[Exercise description]: Present every item below as a Markdown table with two columns, Row and Line. Number each item in the Row column, put its text in the Line column, and leave out any blank lines.

[Record excerpts]:
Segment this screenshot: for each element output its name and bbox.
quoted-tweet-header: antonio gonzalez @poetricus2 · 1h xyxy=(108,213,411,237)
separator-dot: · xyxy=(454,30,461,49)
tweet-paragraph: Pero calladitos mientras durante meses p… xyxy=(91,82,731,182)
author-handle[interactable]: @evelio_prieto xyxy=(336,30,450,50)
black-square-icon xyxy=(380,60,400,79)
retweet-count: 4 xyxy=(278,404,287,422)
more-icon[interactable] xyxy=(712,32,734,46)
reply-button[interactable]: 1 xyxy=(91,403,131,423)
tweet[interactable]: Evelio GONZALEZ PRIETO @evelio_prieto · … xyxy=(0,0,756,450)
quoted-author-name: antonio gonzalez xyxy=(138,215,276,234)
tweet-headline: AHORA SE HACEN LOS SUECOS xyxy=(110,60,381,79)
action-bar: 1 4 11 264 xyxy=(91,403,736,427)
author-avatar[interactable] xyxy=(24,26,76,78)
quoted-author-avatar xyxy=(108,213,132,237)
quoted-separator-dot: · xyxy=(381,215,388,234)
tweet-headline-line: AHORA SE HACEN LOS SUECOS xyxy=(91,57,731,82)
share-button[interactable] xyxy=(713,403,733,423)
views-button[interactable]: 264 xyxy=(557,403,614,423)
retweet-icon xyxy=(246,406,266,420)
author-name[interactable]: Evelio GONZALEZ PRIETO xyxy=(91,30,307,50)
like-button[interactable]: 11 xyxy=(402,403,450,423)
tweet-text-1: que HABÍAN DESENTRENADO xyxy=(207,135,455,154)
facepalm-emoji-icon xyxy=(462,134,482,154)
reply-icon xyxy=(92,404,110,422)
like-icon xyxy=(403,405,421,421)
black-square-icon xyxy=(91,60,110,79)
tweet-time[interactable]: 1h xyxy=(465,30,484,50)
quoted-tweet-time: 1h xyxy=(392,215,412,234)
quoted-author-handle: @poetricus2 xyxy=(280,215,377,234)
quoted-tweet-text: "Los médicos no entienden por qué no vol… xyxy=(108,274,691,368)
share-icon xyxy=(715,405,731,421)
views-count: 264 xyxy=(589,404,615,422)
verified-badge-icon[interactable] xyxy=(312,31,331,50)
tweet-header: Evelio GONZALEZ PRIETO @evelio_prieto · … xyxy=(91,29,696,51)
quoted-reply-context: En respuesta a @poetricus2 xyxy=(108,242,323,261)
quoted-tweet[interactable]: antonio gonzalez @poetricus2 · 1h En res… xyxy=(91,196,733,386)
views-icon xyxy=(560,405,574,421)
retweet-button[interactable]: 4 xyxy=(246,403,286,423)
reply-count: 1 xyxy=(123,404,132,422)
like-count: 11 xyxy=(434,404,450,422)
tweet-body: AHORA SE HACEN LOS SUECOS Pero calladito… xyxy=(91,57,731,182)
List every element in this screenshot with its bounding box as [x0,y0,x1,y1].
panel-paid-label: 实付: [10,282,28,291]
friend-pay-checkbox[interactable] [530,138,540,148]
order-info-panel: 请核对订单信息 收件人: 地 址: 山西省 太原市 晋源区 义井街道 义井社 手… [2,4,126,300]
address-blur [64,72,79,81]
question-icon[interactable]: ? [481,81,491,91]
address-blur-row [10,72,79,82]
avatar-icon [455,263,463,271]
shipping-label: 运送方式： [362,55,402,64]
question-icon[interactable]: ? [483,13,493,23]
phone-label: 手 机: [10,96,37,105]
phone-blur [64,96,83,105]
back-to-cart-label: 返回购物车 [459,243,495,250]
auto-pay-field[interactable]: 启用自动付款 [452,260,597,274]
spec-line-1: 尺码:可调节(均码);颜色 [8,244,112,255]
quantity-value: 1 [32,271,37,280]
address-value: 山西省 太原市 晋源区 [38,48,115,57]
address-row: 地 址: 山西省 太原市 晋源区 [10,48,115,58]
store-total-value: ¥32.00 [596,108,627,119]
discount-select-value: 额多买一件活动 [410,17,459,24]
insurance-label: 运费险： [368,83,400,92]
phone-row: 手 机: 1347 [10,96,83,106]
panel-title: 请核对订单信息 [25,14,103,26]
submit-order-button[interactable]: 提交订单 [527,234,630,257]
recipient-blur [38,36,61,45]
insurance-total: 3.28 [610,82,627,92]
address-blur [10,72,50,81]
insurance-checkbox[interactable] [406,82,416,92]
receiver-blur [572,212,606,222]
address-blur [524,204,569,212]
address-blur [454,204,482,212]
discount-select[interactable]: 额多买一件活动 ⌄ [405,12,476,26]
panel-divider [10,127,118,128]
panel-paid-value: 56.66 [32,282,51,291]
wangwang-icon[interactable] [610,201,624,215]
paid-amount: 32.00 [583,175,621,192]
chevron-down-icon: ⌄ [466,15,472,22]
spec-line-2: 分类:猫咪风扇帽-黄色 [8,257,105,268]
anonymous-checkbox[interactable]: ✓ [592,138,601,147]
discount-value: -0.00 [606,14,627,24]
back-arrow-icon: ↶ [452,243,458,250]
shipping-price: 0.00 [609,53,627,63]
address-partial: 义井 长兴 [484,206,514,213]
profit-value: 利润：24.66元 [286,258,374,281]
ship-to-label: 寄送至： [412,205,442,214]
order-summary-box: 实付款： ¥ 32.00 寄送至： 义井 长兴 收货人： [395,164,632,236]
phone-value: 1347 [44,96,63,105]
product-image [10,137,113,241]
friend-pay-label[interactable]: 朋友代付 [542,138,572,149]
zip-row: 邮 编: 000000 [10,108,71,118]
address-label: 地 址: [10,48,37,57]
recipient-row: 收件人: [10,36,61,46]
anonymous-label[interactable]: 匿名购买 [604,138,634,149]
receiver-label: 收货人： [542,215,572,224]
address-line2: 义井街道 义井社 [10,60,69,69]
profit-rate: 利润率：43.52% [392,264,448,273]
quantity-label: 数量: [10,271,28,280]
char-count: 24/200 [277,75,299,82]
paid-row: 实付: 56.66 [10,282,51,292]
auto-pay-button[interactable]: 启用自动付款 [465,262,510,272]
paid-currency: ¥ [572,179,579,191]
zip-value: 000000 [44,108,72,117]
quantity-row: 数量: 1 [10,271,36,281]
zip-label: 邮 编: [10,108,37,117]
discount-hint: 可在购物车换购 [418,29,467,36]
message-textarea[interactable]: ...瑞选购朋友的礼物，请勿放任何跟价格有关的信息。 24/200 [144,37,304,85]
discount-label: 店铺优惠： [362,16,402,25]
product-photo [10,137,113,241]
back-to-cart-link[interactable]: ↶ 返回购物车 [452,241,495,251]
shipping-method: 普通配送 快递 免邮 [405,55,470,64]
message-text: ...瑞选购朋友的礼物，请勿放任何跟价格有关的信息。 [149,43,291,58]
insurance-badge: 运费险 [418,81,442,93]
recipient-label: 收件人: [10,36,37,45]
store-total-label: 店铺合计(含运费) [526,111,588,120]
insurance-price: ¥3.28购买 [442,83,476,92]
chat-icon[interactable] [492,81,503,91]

[Full answer]:
| Row | Line |
|---|---|
| 1 | Segment this screenshot: for each element output its name and bbox. |
| 2 | quoted-tweet-header: antonio gonzalez @poetricus2 · 1h xyxy=(108,213,411,237) |
| 3 | separator-dot: · xyxy=(454,30,461,49) |
| 4 | tweet-paragraph: Pero calladitos mientras durante meses p… xyxy=(91,82,731,182) |
| 5 | author-handle[interactable]: @evelio_prieto xyxy=(336,30,450,50) |
| 6 | black-square-icon xyxy=(380,60,400,79) |
| 7 | retweet-count: 4 xyxy=(278,404,287,422) |
| 8 | more-icon[interactable] xyxy=(712,32,734,46) |
| 9 | reply-button[interactable]: 1 xyxy=(91,403,131,423) |
| 10 | tweet[interactable]: Evelio GONZALEZ PRIETO @evelio_prieto · … xyxy=(0,0,756,450) |
| 11 | quoted-author-name: antonio gonzalez xyxy=(138,215,276,234) |
| 12 | tweet-headline: AHORA SE HACEN LOS SUECOS xyxy=(110,60,381,79) |
| 13 | action-bar: 1 4 11 264 xyxy=(91,403,736,427) |
| 14 | author-avatar[interactable] xyxy=(24,26,76,78) |
| 15 | quoted-author-avatar xyxy=(108,213,132,237) |
| 16 | quoted-separator-dot: · xyxy=(381,215,388,234) |
| 17 | tweet-headline-line: AHORA SE HACEN LOS SUECOS xyxy=(91,57,731,82) |
| 18 | share-button[interactable] xyxy=(713,403,733,423) |
| 19 | views-button[interactable]: 264 xyxy=(557,403,614,423) |
| 20 | retweet-icon xyxy=(246,406,266,420) |
| 21 | author-name[interactable]: Evelio GONZALEZ PRIETO xyxy=(91,30,307,50) |
| 22 | like-button[interactable]: 11 xyxy=(402,403,450,423) |
| 23 | tweet-text-1: que HABÍAN DESENTRENADO xyxy=(207,135,455,154) |
| 24 | facepalm-emoji-icon xyxy=(462,134,482,154) |
| 25 | reply-icon xyxy=(92,404,110,422) |
| 26 | like-icon xyxy=(403,405,421,421) |
| 27 | black-square-icon xyxy=(91,60,110,79) |
| 28 | tweet-time[interactable]: 1h xyxy=(465,30,484,50) |
| 29 | quoted-tweet-time: 1h xyxy=(392,215,412,234) |
| 30 | quoted-author-handle: @poetricus2 xyxy=(280,215,377,234) |
| 31 | quoted-tweet-text: "Los médicos no entienden por qué no vol… xyxy=(108,274,691,368) |
| 32 | share-icon xyxy=(715,405,731,421) |
| 33 | views-count: 264 xyxy=(589,404,615,422) |
| 34 | verified-badge-icon[interactable] xyxy=(312,31,331,50) |
| 35 | tweet-header: Evelio GONZALEZ PRIETO @evelio_prieto · … xyxy=(91,29,696,51) |
| 36 | quoted-reply-context: En respuesta a @poetricus2 xyxy=(108,242,323,261) |
| 37 | quoted-tweet[interactable]: antonio gonzalez @poetricus2 · 1h En res… xyxy=(91,196,733,386) |
| 38 | views-icon xyxy=(560,405,574,421) |
| 39 | retweet-button[interactable]: 4 xyxy=(246,403,286,423) |
| 40 | reply-count: 1 xyxy=(123,404,132,422) |
| 41 | like-count: 11 xyxy=(434,404,450,422) |
| 42 | tweet-body: AHORA SE HACEN LOS SUECOS Pero calladito… xyxy=(91,57,731,182) |
| 43 | List every element in this screenshot with its bounding box as [x0,y0,x1,y1]. |
| 44 | panel-paid-label: 实付: [10,282,28,291] |
| 45 | friend-pay-checkbox[interactable] [530,138,540,148] |
| 46 | order-info-panel: 请核对订单信息 收件人: 地 址: 山西省 太原市 晋源区 义井街道 义井社 手… [2,4,126,300] |
| 47 | address-blur [64,72,79,81] |
| 48 | question-icon[interactable]: ? [481,81,491,91] |
| 49 | address-blur-row [10,72,79,82] |
| 50 | avatar-icon [455,263,463,271] |
| 51 | shipping-label: 运送方式： [362,55,402,64] |
| 52 | question-icon[interactable]: ? [483,13,493,23] |
| 53 | phone-label: 手 机: [10,96,37,105] |
| 54 | phone-blur [64,96,83,105] |
| 55 | back-to-cart-label: 返回购物车 [459,243,495,250] |
| 56 | auto-pay-field[interactable]: 启用自动付款 [452,260,597,274] |
| 57 | spec-line-1: 尺码:可调节(均码);颜色 [8,244,112,255] |
| 58 | quantity-value: 1 [32,271,37,280] |
| 59 | address-value: 山西省 太原市 晋源区 [38,48,115,57] |
| 60 | address-row: 地 址: 山西省 太原市 晋源区 [10,48,115,58] |
| 61 | store-total-value: ¥32.00 [596,108,627,119] |
| 62 | discount-select-value: 额多买一件活动 [410,17,459,24] |
| 63 | insurance-label: 运费险： [368,83,400,92] |
| 64 | phone-row: 手 机: 1347 [10,96,83,106] |
| 65 | panel-title: 请核对订单信息 [25,14,103,26] |
| 66 | submit-order-button[interactable]: 提交订单 [527,234,630,257] |
| 67 | recipient-blur [38,36,61,45] |
| 68 | insurance-total: 3.28 [610,82,627,92] |
| 69 | address-blur [10,72,50,81] |
| 70 | insurance-checkbox[interactable] [406,82,416,92] |
| 71 | receiver-blur [572,212,606,222] |
| 72 | address-blur [524,204,569,212] |
| 73 | address-blur [454,204,482,212] |
| 74 | discount-select[interactable]: 额多买一件活动 ⌄ [405,12,476,26] |
| 75 | panel-divider [10,127,118,128] |
| 76 | panel-paid-value: 56.66 [32,282,51,291] |
| 77 | wangwang-icon[interactable] [610,201,624,215] |
| 78 | paid-amount: 32.00 [583,175,621,192] |
| 79 | chevron-down-icon: ⌄ [466,15,472,22] |
| 80 | spec-line-2: 分类:猫咪风扇帽-黄色 [8,257,105,268] |
| 81 | anonymous-checkbox[interactable]: ✓ [592,138,601,147] |
| 82 | discount-value: -0.00 [606,14,627,24] |
| 83 | back-arrow-icon: ↶ [452,243,458,250] |
| 84 | shipping-price: 0.00 [609,53,627,63] |
| 85 | address-partial: 义井 长兴 [484,206,514,213] |
| 86 | profit-value: 利润：24.66元 [286,258,374,281] |
| 87 | ship-to-label: 寄送至： [412,205,442,214] |
| 88 | order-summary-box: 实付款： ¥ 32.00 寄送至： 义井 长兴 收货人： [395,164,632,236] |
| 89 | phone-value: 1347 [44,96,63,105] |
| 90 | product-image [10,137,113,241] |
| 91 | friend-pay-label[interactable]: 朋友代付 [542,138,572,149] |
| 92 | zip-row: 邮 编: 000000 [10,108,71,118] |
| 93 | address-label: 地 址: [10,48,37,57] |
| 94 | recipient-row: 收件人: [10,36,61,46] |
| 95 | anonymous-label[interactable]: 匿名购买 [604,138,634,149] |
| 96 | receiver-label: 收货人： [542,215,572,224] |
| 97 | address-line2: 义井街道 义井社 [10,60,69,69] |
| 98 | profit-rate: 利润率：43.52% [392,264,448,273] |
| 99 | quantity-label: 数量: [10,271,28,280] |
| 100 | char-count: 24/200 [277,75,299,82] |
| 101 | paid-row: 实付: 56.66 [10,282,51,292] |
| 102 | auto-pay-button[interactable]: 启用自动付款 [465,262,510,272] |
| 103 | paid-currency: ¥ [572,179,579,191] |
| 104 | zip-value: 000000 [44,108,72,117] |
| 105 | quantity-row: 数量: 1 [10,271,36,281] |
| 106 | zip-label: 邮 编: [10,108,37,117] |
| 107 | discount-hint: 可在购物车换购 [418,29,467,36] |
| 108 | message-textarea[interactable]: ...瑞选购朋友的礼物，请勿放任何跟价格有关的信息。 24/200 [144,37,304,85] |
| 109 | discount-label: 店铺优惠： [362,16,402,25] |
| 110 | product-photo [10,137,113,241] |
| 111 | back-to-cart-link[interactable]: ↶ 返回购物车 [452,241,495,251] |
| 112 | shipping-method: 普通配送 快递 免邮 [405,55,470,64] |
| 113 | message-text: ...瑞选购朋友的礼物，请勿放任何跟价格有关的信息。 [149,43,291,58] |
| 114 | insurance-badge: 运费险 [418,81,442,93] |
| 115 | recipient-label: 收件人: [10,36,37,45] |
| 116 | store-total-label: 店铺合计(含运费) [526,111,588,120] |
| 117 | insurance-price: ¥3.28购买 [442,83,476,92] |
| 118 | chat-icon[interactable] [492,81,503,91] |